Pick up the reflection on a mother's letters below and continue it from its last sentence.

--- Start SOURCE TEXT ---

Her prayers, sung wistfully and intentionally, could be heard through a shower ringing out water and screams she refused to release for herself. These letters taught me that a conversation with God and some bath water could convince you that you couldn’t keep track of how many tears you cried even if you wanted to.

She left me letters that would help me to understand the ways the world loves to take Black women’s love but never loves to receive it as she would bring it on her own terms--creatively, fiercely, and unconditionally. That would be too threatening, now wouldn’t it?

All of her letters are not my story to tell. But the ways they’ve spilled over into my lap and opened themselves up to me at this point in my life has unearthed a series of intergenerational questions I am still left with today. Where does a Black woman find fierce love but inside of herself? What kind of love-justice can a Black woman expect in heaven? Does God see her behind the prayer closet or under the iron arms of tragedy and domestic violence?  When can I expect the sun to shine on a Black woman’s smile instead of just from it? Will the silence shatter,ever? In this new day, reading my mother’s letters has taught me that I am still learning how to ask for help instead of cry for it. These letters show me that trauma shows up in the way a Black woman does her hair: how her fingers choose to detangle the knots at the end. These letters show me that our biggest anxieties can show up in the smalls of our backs where bridges are built between heaven and hell and we must choose how we cross the fiery exits and entrances of our own stories. Black women all around me, like my mother, continue to be brutalized, violated, left unprotected, suffering yet hopeful. Vibrant yet invalidated; blessed but cursed at; worthy but used.

--- End SOURCE TEXT ---
--- Start DATA SHOWN ---

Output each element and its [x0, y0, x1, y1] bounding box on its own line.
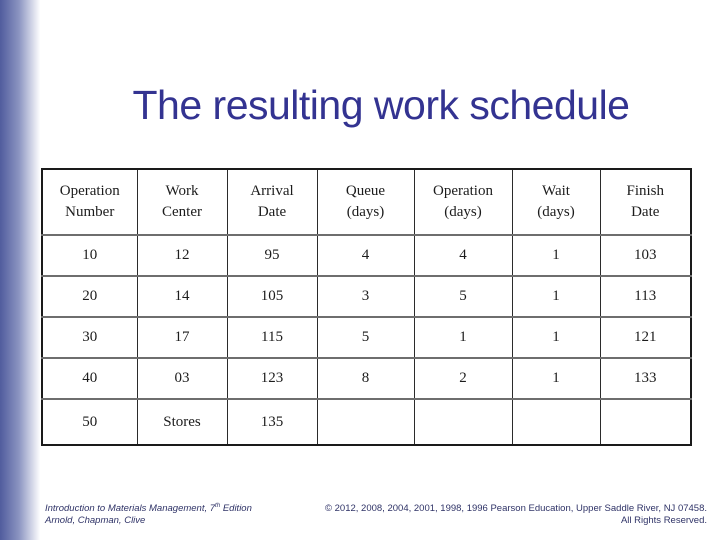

--- End DATA SHOWN ---

REPLY TO THE TASK>
These letters taught me that a Black woman’s world is one of rejection and loneliness and too many times knocked upside --and downside-- the head. My mother could paint her mouth in rosy lipstick only to have it massaged off by the demonic claws of the devil’s mouth himself. Black women live underappreciated and under-nurtured lives because of this. People work so hard to pin Black women’s pain comparatively against their own, but never learn to simply listen.

Tiny assemblages of my grandmother’s letters to her at times present themselves in my mother’s voice. Either scriptures rise like Psalms out of an orchid, and hymns saturate our Black holiday affairs like carolers rolling up and down every block in white neighborhoods. Although they are both alive, the intergenerational dialogue between the three of us happens almost mysteriously. Murky blue/purple blood may communicate violet dreams in the color purple and in the key of love--either way we get it all said and done. I love that I can communicate with my mother and grandmother, sometimes just by saying nothing at all.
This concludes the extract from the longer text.